— begin —

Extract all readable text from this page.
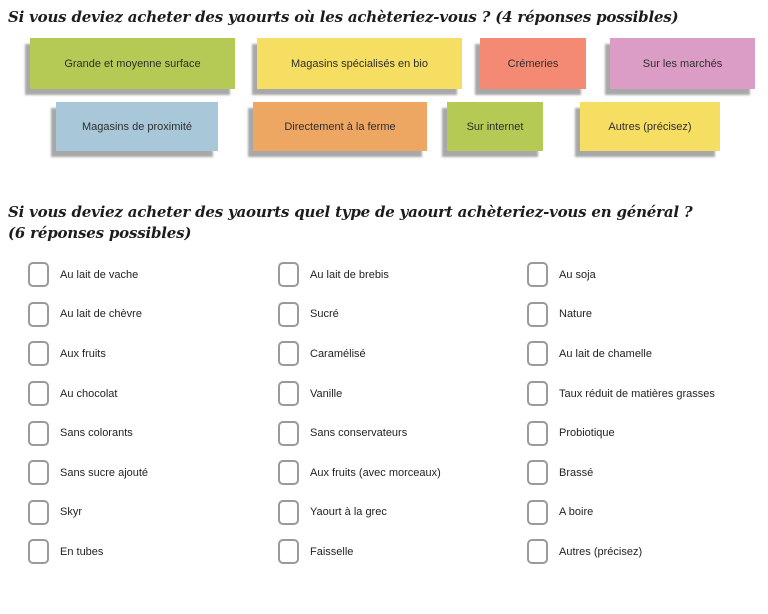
Si vous deviez acheter des yaourts où les achèteriez-vous ? (4 réponses possibles)
Grande et moyenne surface	Magasins spécialisés en bio	Crémeries	Sur les marchés
Magasins de proximité	Directement à la ferme	Sur internet	Autres (précisez)
Si vous deviez acheter des yaourts quel type de yaourt achèteriez-vous en général ? (6 réponses possibles)
Au lait de vache	Au lait de brebis	Au soja
Au lait de chèvre	Sucré	Nature
Aux fruits	Caramélisé	Au lait de chamelle
Au chocolat	Vanille	Taux réduit de matières grasses
Sans colorants	Sans conservateurs	Probiotique
Sans sucre ajouté	Aux fruits (avec morceaux)	Brassé
Skyr	Yaourt à la grec	A boire
En tubes	Faisselle	Autres (précisez)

— end —

▸ **STATED GOAL**:
Return each line where "Autres" shows up.

▸ **EXPECTED ANSWER**:
Magasins de proximité	Directement à la ferme	Sur internet	Autres (précisez)
En tubes	Faisselle	Autres (précisez)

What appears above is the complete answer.